Look through the data below and count each line where the word "SPORTS" appears. Reply with the count alone.

__PROVIDED DATA__:
_____
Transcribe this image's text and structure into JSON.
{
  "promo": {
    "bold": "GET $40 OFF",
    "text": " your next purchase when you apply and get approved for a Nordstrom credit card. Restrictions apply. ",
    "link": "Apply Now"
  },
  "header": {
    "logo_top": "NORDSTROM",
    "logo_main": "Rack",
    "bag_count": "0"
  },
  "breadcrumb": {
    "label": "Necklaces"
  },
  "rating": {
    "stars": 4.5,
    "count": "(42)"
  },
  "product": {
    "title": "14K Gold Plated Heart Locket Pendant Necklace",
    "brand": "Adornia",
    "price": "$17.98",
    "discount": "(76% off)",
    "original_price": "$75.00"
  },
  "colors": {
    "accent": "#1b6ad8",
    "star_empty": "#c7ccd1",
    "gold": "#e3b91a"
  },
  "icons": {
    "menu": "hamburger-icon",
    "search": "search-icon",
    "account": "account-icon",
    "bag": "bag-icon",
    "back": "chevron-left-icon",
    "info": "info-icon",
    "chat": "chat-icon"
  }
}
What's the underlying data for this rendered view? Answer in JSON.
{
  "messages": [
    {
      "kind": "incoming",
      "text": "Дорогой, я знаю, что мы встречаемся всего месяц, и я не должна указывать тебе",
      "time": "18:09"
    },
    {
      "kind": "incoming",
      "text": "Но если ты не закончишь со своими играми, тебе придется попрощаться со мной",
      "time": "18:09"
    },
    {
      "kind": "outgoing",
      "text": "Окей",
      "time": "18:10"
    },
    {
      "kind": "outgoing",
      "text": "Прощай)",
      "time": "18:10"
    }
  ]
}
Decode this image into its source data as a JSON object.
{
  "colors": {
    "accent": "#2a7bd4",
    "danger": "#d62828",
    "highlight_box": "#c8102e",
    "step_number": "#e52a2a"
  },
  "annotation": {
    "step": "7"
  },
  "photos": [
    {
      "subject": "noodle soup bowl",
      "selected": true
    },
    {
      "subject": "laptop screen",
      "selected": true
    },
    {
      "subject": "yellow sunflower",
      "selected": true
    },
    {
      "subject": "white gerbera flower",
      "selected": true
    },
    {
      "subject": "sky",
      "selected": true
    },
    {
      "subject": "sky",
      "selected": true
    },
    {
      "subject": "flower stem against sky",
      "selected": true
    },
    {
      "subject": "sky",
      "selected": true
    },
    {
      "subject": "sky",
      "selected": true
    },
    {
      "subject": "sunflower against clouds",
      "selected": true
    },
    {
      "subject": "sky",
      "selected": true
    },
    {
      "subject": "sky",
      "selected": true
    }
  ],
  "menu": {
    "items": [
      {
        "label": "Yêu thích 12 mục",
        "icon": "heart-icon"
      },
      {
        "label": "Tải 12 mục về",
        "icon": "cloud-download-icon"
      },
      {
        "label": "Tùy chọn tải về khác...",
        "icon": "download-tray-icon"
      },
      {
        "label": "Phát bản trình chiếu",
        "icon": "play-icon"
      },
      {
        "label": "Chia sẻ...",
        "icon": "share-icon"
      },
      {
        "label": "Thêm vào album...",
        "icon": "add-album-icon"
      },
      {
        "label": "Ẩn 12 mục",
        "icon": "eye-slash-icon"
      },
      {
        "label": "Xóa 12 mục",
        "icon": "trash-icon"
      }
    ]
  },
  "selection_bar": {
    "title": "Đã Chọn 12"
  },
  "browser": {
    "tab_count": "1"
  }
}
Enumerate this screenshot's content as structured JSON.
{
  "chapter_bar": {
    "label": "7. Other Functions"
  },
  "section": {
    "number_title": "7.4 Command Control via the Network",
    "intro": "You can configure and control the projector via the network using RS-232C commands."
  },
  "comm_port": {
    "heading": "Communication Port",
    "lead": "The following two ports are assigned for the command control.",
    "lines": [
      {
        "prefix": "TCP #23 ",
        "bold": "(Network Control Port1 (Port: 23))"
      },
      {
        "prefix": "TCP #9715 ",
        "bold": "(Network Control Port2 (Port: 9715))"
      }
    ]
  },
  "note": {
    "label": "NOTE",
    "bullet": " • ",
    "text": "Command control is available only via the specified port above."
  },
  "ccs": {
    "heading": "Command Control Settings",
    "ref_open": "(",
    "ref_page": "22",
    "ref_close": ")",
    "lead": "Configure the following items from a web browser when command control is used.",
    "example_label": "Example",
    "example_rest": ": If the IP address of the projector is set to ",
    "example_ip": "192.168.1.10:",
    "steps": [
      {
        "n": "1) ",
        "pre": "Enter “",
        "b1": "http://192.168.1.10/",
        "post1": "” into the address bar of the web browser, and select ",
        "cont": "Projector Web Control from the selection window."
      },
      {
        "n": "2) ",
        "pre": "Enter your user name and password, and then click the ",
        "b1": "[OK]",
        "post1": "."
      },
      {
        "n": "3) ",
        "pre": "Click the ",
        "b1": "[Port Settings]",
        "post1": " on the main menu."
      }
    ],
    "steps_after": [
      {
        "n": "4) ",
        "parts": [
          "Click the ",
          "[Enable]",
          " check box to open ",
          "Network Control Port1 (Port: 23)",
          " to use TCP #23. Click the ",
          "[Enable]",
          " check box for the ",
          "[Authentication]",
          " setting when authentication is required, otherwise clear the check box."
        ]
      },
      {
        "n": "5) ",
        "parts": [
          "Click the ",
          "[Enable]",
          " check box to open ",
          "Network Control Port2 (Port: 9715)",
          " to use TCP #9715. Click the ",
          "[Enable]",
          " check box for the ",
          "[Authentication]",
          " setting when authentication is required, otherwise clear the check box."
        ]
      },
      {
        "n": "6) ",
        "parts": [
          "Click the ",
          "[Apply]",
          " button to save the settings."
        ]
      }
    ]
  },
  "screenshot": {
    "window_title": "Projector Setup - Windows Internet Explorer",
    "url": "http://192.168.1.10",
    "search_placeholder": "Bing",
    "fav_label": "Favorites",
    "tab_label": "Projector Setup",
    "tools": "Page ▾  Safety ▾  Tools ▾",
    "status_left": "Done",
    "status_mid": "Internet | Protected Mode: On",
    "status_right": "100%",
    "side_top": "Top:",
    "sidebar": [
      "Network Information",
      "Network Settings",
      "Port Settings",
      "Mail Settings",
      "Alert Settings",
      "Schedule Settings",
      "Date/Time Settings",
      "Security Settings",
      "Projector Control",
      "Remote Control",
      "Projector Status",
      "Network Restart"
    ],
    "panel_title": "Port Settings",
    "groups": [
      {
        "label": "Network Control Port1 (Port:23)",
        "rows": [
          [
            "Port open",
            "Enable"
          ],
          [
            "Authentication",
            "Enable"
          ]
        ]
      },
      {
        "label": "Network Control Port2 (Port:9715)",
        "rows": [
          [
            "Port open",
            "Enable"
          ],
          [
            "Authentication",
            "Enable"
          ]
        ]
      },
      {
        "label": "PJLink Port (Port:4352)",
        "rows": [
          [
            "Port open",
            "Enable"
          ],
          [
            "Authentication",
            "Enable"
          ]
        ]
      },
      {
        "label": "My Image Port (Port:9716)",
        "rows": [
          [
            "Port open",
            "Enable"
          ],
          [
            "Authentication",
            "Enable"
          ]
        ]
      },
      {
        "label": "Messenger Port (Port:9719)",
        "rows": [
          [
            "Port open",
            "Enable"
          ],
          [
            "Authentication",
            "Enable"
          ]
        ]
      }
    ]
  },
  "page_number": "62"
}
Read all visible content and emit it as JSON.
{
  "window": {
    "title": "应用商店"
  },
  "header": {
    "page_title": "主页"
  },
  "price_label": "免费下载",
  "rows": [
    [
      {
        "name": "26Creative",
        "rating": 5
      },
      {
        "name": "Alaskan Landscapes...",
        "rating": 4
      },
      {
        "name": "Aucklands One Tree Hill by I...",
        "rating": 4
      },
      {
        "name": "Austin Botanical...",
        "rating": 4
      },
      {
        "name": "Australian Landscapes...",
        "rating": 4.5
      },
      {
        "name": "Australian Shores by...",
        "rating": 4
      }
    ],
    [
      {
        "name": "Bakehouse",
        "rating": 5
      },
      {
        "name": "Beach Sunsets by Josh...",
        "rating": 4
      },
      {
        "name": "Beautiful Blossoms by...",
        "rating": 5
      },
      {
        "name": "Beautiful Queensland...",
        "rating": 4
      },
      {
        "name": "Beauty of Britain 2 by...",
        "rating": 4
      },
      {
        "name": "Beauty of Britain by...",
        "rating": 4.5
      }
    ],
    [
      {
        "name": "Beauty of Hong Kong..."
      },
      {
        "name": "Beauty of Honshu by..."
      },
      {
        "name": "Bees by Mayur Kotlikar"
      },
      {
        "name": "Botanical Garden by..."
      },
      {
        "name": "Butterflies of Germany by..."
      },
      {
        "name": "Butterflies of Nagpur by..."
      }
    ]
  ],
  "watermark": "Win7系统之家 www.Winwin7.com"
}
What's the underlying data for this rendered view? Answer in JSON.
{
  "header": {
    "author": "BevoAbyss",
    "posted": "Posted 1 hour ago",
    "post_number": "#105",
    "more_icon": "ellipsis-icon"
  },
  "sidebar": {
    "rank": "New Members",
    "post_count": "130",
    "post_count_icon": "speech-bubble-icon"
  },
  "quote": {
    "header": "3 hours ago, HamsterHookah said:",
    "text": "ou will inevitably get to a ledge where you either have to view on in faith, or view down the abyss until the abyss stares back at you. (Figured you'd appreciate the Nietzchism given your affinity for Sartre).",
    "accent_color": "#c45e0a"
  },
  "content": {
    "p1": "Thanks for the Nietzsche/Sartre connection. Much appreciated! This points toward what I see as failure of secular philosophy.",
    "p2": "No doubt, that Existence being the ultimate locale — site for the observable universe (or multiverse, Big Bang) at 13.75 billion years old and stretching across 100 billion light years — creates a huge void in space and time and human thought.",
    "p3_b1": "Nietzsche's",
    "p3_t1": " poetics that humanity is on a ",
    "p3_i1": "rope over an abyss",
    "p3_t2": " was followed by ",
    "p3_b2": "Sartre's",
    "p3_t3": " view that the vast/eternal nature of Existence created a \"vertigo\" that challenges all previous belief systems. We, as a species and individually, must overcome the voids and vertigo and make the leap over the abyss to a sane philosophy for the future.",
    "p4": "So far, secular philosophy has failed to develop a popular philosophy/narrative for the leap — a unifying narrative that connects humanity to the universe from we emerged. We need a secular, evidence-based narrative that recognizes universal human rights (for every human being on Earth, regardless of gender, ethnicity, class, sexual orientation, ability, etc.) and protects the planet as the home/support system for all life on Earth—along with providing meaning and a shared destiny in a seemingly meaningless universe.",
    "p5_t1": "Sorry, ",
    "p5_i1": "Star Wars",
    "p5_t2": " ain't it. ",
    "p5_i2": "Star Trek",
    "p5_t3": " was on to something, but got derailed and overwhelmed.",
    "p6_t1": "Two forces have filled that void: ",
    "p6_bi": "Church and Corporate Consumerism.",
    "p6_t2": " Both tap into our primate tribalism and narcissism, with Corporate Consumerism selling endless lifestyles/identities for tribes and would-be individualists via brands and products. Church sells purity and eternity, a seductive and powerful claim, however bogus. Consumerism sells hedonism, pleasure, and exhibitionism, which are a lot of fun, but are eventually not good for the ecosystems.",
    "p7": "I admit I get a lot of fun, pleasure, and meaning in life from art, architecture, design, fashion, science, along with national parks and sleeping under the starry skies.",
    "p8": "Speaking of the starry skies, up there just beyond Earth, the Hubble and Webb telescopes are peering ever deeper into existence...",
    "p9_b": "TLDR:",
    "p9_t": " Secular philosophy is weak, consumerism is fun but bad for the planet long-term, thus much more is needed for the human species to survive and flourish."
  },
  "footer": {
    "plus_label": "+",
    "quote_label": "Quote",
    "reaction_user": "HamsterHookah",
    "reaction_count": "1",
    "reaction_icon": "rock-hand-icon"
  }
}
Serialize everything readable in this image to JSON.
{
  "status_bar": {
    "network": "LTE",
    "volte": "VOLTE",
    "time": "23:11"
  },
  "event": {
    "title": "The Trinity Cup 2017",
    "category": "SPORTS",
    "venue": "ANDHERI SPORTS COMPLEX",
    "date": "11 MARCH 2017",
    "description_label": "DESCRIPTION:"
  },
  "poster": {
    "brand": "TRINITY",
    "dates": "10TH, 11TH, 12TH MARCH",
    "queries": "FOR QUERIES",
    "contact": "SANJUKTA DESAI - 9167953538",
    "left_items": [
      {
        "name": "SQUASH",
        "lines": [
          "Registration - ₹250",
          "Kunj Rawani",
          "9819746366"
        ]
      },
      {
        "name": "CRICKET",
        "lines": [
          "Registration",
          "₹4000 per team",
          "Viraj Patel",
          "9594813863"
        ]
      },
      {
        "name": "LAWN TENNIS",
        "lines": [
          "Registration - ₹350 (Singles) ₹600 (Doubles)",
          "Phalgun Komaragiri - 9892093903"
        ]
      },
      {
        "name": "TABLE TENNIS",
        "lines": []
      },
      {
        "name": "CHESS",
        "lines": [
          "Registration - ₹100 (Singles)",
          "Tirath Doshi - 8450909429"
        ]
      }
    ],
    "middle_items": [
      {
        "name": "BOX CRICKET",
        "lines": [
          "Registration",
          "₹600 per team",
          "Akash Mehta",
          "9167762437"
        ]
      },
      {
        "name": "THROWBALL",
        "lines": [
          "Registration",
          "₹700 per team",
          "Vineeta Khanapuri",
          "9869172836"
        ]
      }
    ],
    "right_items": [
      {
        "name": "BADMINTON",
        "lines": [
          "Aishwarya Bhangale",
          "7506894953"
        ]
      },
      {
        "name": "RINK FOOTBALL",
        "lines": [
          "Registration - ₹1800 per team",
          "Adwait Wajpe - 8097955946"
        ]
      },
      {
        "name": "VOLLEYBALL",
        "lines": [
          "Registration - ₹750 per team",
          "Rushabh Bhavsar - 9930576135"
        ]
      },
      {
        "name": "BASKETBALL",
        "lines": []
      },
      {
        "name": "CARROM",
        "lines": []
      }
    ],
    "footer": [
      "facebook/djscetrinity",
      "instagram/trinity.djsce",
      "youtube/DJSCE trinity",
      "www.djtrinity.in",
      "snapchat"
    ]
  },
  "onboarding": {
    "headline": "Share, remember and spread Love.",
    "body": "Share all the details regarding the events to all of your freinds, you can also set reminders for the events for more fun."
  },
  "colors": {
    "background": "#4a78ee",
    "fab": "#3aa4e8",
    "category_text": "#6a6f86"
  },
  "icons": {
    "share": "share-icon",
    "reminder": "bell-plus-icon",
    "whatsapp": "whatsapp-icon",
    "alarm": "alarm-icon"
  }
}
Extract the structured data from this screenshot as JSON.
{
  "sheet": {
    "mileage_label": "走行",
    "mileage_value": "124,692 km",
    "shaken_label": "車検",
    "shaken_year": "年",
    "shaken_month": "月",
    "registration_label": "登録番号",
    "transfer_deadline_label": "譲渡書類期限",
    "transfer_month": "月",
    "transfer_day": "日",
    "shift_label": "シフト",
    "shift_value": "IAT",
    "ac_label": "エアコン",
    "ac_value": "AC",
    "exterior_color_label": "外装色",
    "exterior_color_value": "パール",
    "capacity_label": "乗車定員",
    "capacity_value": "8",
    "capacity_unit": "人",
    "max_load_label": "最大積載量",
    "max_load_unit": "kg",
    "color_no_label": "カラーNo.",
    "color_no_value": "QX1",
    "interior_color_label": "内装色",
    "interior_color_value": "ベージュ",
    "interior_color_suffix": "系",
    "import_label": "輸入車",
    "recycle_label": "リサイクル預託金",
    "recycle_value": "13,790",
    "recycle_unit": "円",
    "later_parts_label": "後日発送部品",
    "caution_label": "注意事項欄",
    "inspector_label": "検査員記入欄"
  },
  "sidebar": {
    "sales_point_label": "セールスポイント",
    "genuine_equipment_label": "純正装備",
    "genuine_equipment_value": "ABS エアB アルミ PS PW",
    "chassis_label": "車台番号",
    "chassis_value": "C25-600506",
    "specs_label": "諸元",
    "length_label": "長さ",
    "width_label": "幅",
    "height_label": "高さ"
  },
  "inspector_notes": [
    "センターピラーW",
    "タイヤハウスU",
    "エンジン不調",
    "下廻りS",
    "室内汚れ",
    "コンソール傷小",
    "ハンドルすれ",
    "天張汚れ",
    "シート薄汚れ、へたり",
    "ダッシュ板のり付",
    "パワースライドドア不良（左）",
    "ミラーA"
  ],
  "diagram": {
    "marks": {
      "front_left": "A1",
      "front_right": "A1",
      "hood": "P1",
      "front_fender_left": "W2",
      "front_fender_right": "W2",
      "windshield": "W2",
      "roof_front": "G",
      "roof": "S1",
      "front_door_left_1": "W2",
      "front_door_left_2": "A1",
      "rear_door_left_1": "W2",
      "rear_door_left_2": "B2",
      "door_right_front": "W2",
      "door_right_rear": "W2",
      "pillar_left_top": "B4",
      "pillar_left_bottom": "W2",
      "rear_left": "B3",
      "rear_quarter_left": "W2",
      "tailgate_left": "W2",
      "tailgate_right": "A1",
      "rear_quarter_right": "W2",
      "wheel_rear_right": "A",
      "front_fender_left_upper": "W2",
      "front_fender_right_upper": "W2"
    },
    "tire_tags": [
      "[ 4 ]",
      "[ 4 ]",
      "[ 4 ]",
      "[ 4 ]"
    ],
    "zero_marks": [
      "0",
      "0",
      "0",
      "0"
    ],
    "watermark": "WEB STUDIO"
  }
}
_____
__OUTPUT FOR THIS EXERCISE__:
2